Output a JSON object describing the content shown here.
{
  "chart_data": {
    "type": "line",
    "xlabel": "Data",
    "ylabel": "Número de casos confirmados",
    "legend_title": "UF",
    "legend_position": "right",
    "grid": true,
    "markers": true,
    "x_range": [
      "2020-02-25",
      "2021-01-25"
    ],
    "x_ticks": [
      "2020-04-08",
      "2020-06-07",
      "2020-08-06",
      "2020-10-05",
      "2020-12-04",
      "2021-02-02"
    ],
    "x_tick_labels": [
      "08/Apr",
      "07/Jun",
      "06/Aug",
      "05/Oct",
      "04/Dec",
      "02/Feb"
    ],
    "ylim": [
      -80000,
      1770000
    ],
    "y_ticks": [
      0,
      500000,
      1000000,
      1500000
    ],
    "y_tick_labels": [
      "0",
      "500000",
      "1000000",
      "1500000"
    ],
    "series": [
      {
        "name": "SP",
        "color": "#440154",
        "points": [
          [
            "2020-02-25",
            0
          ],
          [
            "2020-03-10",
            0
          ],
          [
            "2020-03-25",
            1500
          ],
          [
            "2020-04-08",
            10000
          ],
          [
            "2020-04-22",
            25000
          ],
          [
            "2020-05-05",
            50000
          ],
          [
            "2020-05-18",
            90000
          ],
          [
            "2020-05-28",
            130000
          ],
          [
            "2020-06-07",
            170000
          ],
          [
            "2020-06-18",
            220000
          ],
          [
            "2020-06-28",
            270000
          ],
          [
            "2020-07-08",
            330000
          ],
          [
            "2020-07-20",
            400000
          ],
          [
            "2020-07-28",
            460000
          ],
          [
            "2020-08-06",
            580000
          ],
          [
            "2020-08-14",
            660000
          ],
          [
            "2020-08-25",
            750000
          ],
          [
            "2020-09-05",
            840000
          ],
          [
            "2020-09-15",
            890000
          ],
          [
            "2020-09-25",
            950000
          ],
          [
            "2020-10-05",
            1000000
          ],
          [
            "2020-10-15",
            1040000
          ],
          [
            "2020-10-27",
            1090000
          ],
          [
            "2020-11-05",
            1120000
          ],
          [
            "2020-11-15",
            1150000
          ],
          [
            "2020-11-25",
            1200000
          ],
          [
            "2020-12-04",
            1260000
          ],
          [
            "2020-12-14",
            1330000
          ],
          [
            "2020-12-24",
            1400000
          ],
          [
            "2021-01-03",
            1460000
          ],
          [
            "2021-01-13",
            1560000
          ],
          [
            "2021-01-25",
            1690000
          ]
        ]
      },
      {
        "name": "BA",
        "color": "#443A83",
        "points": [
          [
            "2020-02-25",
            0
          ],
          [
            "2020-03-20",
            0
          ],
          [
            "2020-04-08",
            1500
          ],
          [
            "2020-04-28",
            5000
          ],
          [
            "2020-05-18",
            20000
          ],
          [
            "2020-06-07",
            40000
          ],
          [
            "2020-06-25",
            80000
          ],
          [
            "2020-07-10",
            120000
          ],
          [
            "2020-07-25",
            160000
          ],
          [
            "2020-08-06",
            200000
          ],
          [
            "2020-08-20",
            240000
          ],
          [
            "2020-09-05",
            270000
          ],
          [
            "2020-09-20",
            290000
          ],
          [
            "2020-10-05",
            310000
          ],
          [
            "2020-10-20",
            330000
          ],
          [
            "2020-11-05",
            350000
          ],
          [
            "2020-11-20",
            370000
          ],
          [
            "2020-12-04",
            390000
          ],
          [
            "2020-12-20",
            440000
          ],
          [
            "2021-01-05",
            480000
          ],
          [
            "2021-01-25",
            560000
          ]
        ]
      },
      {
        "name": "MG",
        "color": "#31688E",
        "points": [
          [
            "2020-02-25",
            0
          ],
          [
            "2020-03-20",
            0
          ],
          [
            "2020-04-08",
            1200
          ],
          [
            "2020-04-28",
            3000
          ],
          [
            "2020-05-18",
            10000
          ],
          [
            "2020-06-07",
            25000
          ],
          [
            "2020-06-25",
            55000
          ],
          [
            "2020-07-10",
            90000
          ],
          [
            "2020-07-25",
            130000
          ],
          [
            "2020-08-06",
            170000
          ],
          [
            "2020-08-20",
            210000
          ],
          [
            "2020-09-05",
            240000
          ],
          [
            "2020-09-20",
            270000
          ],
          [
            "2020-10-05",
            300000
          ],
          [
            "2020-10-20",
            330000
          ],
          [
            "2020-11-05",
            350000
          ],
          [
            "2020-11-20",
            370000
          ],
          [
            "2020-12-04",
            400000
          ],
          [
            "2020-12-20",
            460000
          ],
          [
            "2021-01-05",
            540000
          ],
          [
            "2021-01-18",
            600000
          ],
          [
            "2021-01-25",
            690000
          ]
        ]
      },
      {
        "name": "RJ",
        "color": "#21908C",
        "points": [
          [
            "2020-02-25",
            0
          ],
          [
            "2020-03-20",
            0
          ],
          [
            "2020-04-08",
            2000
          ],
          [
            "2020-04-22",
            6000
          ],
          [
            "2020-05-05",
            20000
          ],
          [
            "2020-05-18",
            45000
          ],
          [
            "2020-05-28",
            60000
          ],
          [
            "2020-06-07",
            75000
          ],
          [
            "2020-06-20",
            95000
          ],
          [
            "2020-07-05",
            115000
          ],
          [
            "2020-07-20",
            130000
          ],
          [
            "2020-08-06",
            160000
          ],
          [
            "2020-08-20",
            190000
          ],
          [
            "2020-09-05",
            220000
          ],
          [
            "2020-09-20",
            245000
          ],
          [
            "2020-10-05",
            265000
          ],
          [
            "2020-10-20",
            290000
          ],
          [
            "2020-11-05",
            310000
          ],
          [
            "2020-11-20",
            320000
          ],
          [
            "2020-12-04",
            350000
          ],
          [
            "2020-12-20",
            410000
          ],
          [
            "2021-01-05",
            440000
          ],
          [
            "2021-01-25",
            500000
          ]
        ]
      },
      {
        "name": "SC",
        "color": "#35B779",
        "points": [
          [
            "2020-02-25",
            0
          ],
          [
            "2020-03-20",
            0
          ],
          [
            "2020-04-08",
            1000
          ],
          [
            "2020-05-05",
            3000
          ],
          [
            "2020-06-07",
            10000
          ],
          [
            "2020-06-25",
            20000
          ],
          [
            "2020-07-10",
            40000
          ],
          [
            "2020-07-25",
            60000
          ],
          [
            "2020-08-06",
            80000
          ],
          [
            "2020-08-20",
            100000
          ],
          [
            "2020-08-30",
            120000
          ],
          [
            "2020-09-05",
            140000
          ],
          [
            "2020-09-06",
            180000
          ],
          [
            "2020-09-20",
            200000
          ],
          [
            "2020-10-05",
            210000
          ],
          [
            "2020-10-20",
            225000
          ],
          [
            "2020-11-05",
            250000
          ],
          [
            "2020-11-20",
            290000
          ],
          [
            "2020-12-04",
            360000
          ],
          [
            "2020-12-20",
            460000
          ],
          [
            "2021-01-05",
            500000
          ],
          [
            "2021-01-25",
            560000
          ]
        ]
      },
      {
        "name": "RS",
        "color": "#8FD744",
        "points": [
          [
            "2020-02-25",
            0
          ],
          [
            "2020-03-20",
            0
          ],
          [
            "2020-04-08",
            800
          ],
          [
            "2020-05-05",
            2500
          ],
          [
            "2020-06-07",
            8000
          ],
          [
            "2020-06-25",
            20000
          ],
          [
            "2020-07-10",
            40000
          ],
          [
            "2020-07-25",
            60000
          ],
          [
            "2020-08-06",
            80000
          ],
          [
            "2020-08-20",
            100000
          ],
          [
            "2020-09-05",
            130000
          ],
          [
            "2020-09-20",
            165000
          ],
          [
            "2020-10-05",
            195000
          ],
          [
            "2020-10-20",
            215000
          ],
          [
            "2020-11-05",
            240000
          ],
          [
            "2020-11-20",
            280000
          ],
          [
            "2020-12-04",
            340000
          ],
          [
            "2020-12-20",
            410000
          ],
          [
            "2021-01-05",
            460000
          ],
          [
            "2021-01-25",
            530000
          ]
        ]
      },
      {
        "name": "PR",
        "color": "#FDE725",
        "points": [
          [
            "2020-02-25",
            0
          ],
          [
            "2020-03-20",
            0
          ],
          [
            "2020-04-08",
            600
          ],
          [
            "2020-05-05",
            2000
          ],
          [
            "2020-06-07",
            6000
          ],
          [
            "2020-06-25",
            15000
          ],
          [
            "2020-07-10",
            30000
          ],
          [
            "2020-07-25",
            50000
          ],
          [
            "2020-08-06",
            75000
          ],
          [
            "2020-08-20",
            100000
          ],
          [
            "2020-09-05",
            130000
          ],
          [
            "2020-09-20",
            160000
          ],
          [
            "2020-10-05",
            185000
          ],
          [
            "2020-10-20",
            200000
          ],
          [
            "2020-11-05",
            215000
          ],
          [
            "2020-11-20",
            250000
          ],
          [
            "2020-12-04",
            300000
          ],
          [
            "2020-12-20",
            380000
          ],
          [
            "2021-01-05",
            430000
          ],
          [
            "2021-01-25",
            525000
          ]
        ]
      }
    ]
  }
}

____

▶ [SHORT EXERCISE] Search the data for "name". Copy every matching line.

▶ [RESULT]
        "name": "SP",
        "name": "BA",
        "name": "MG",
        "name": "RJ",
        "name": "SC",
        "name": "RS",
        "name": "PR",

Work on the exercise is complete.